Repeat, line for line, the entries printed below.

--- start ---

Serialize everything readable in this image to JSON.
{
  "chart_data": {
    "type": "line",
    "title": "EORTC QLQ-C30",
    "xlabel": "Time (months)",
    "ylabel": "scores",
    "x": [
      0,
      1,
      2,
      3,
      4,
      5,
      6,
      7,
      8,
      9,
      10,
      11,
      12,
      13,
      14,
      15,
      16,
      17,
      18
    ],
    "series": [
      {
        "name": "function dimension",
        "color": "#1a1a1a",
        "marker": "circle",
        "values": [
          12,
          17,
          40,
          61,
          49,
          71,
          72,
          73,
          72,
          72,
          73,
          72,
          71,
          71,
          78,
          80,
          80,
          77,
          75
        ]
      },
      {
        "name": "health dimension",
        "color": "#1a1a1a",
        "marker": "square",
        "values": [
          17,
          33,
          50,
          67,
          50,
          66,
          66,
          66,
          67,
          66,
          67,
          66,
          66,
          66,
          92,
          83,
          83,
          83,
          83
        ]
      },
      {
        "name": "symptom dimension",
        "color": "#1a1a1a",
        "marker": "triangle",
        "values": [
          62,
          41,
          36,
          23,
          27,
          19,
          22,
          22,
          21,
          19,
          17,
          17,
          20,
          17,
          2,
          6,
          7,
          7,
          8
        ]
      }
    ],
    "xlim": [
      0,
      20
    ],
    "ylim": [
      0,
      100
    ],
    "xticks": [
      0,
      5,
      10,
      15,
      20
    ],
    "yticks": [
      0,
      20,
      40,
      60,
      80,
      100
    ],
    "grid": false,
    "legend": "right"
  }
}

--- end ---

◆ Result of this exercise
Serialize everything readable in this image to JSON.
{
  "chart_data": {
    "type": "line",
    "title": "EORTC QLQ-C30",
    "xlabel": "Time (months)",
    "ylabel": "scores",
    "x": [
      0,
      1,
      2,
      3,
      4,
      5,
      6,
      7,
      8,
      9,
      10,
      11,
      12,
      13,
      14,
      15,
      16,
      17,
      18
    ],
    "series": [
      {
        "name": "function dimension",
        "color": "#1a1a1a",
        "marker": "circle",
        "values": [
          12,
          17,
          40,
          61,
          49,
          71,
          72,
          73,
          72,
          72,
          73,
          72,
          71,
          71,
          78,
          80,
          80,
          77,
          75
        ]
      },
      {
        "name": "health dimension",
        "color": "#1a1a1a",
        "marker": "square",
        "values": [
          17,
          33,
          50,
          67,
          50,
          66,
          66,
          66,
          67,
          66,
          67,
          66,
          66,
          66,
          92,
          83,
          83,
          83,
          83
        ]
      },
      {
        "name": "symptom dimension",
        "color": "#1a1a1a",
        "marker": "triangle",
        "values": [
          62,
          41,
          36,
          23,
          27,
          19,
          22,
          22,
          21,
          19,
          17,
          17,
          20,
          17,
          2,
          6,
          7,
          7,
          8
        ]
      }
    ],
    "xlim": [
      0,
      20
    ],
    "ylim": [
      0,
      100
    ],
    "xticks": [
      0,
      5,
      10,
      15,
      20
    ],
    "yticks": [
      0,
      20,
      40,
      60,
      80,
      100
    ],
    "grid": false,
    "legend": "right"
  }
}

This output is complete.